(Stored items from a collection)
↓↓↓

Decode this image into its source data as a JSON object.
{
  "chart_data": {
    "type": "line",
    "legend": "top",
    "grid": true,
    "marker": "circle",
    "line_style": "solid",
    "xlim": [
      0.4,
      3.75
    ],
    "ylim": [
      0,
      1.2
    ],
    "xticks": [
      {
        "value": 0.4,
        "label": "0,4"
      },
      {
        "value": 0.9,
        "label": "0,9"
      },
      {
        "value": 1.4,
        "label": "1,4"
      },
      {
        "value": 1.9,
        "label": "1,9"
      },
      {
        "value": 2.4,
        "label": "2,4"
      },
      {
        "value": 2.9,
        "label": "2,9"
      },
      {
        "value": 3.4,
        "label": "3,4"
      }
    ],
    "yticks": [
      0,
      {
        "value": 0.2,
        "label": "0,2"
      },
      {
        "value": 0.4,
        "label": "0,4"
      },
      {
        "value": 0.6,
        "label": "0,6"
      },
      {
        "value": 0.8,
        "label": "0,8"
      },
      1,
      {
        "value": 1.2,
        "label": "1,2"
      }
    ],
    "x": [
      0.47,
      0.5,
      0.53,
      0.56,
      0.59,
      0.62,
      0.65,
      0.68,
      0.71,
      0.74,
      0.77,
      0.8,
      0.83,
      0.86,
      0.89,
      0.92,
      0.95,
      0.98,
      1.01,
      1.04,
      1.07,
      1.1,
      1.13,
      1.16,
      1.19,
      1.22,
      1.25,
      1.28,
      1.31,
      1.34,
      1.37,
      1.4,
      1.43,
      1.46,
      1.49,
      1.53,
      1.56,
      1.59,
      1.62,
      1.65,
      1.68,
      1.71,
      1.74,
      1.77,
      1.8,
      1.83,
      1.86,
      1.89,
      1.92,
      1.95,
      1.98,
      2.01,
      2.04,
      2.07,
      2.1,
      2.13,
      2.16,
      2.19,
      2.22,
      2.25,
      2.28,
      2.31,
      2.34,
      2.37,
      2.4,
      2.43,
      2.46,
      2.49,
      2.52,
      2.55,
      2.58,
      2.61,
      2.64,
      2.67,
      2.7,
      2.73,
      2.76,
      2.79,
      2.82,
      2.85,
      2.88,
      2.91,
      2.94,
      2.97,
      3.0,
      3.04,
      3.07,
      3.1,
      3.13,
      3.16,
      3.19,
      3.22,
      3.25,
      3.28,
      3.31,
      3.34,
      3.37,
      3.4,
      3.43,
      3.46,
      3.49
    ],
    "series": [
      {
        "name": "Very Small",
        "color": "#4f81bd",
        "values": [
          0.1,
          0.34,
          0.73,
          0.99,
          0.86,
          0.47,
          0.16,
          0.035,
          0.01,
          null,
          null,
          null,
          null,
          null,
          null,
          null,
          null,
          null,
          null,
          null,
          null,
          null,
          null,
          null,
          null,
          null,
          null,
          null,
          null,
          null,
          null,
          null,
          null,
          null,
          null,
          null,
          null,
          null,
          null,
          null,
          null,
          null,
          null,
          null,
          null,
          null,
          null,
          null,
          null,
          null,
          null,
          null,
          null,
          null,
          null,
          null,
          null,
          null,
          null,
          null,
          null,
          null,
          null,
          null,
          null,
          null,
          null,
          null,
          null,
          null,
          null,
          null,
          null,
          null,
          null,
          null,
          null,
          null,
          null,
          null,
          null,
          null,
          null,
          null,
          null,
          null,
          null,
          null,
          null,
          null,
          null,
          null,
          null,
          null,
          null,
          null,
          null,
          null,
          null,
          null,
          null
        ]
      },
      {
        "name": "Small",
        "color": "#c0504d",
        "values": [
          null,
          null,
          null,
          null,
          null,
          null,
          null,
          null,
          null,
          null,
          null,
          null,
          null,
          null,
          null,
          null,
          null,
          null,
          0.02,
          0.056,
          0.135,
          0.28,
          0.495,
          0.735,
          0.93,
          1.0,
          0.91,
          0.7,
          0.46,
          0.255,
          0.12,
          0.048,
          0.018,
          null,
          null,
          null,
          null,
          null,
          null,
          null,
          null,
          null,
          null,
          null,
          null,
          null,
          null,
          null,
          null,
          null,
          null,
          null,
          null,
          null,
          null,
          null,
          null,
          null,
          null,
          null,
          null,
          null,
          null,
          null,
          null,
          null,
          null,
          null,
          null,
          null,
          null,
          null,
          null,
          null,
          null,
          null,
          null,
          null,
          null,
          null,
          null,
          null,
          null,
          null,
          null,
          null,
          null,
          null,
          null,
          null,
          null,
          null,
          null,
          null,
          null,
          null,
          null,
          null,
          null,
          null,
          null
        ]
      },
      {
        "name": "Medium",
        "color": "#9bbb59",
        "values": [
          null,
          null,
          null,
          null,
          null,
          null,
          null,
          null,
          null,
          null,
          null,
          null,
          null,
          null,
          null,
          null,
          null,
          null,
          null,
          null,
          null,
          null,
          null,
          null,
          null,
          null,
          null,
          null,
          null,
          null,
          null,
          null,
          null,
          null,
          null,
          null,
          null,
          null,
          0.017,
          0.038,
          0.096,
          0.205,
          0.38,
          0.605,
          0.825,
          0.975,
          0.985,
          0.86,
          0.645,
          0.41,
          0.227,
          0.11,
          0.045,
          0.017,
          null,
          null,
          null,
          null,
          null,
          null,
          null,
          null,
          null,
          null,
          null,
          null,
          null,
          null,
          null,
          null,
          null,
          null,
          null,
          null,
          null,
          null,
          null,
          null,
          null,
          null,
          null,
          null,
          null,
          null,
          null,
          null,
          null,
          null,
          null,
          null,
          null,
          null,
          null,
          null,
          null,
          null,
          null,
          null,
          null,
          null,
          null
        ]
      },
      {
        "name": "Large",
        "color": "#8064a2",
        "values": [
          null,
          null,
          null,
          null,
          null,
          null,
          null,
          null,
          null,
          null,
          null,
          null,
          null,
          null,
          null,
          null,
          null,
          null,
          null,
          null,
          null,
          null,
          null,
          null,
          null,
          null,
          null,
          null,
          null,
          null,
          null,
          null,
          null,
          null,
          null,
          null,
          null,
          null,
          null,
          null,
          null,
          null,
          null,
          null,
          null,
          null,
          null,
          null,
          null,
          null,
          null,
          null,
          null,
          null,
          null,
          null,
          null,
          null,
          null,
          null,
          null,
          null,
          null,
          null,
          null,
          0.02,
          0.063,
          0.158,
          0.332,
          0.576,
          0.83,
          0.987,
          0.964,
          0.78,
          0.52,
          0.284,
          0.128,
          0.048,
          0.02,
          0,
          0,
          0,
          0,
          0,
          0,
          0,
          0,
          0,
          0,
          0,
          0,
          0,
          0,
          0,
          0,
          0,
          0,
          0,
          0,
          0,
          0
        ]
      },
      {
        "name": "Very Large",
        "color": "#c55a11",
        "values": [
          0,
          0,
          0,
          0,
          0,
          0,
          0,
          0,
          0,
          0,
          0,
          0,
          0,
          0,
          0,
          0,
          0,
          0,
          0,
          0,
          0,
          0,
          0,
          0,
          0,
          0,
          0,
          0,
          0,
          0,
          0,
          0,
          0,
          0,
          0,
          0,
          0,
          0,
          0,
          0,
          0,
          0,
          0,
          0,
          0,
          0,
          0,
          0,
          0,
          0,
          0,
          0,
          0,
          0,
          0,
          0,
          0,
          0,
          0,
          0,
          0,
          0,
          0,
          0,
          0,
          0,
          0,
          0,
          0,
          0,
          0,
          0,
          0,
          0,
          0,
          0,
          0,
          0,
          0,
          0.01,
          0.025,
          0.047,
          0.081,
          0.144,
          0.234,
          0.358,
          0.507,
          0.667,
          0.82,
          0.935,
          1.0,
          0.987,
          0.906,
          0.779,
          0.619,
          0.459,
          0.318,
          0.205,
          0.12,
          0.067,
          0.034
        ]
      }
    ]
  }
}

↑↑↑
↓↓↓

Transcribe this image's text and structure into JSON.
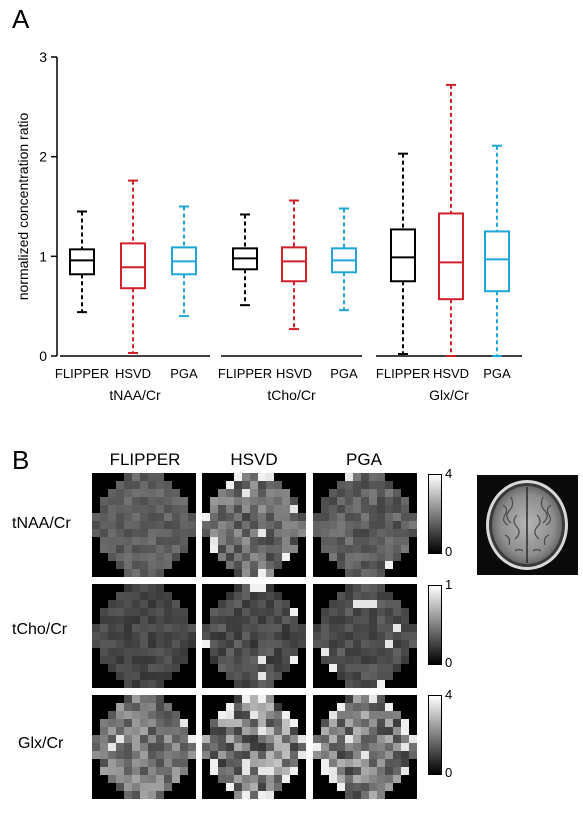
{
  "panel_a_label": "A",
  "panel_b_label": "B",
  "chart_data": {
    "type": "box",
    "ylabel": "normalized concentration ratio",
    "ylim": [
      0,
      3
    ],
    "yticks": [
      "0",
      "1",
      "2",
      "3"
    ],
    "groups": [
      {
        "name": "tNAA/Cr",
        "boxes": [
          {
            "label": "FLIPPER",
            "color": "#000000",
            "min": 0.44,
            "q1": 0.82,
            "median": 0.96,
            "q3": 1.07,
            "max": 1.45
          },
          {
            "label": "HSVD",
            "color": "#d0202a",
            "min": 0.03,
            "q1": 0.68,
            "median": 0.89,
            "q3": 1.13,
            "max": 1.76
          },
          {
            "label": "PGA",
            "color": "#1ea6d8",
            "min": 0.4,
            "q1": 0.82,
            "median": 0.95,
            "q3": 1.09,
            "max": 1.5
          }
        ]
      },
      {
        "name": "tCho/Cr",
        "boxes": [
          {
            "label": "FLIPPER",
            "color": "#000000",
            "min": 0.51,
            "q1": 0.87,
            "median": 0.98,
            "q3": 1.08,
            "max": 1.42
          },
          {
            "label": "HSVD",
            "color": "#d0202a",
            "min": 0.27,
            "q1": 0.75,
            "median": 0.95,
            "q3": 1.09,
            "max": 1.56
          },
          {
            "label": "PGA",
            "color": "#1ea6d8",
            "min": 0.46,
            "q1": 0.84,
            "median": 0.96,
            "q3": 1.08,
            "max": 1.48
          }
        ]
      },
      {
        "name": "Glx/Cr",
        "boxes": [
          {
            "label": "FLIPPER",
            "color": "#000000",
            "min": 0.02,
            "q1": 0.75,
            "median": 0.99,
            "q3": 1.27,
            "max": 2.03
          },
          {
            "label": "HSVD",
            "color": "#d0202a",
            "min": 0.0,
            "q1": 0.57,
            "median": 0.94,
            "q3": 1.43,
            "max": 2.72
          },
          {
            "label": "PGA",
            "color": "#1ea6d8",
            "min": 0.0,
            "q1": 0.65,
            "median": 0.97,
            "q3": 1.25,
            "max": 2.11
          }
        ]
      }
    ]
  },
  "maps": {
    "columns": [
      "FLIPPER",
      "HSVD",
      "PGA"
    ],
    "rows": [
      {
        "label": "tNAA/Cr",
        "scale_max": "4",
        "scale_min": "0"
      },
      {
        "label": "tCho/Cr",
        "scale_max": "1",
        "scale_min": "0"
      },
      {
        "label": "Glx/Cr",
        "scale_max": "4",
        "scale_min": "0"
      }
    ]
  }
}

↑↑↑

◆ **Problem description**
Go through the data and gather every line that holds "JSON".

◆ **The solution**
Decode this image into its source data as a JSON object.
Transcribe this image's text and structure into JSON.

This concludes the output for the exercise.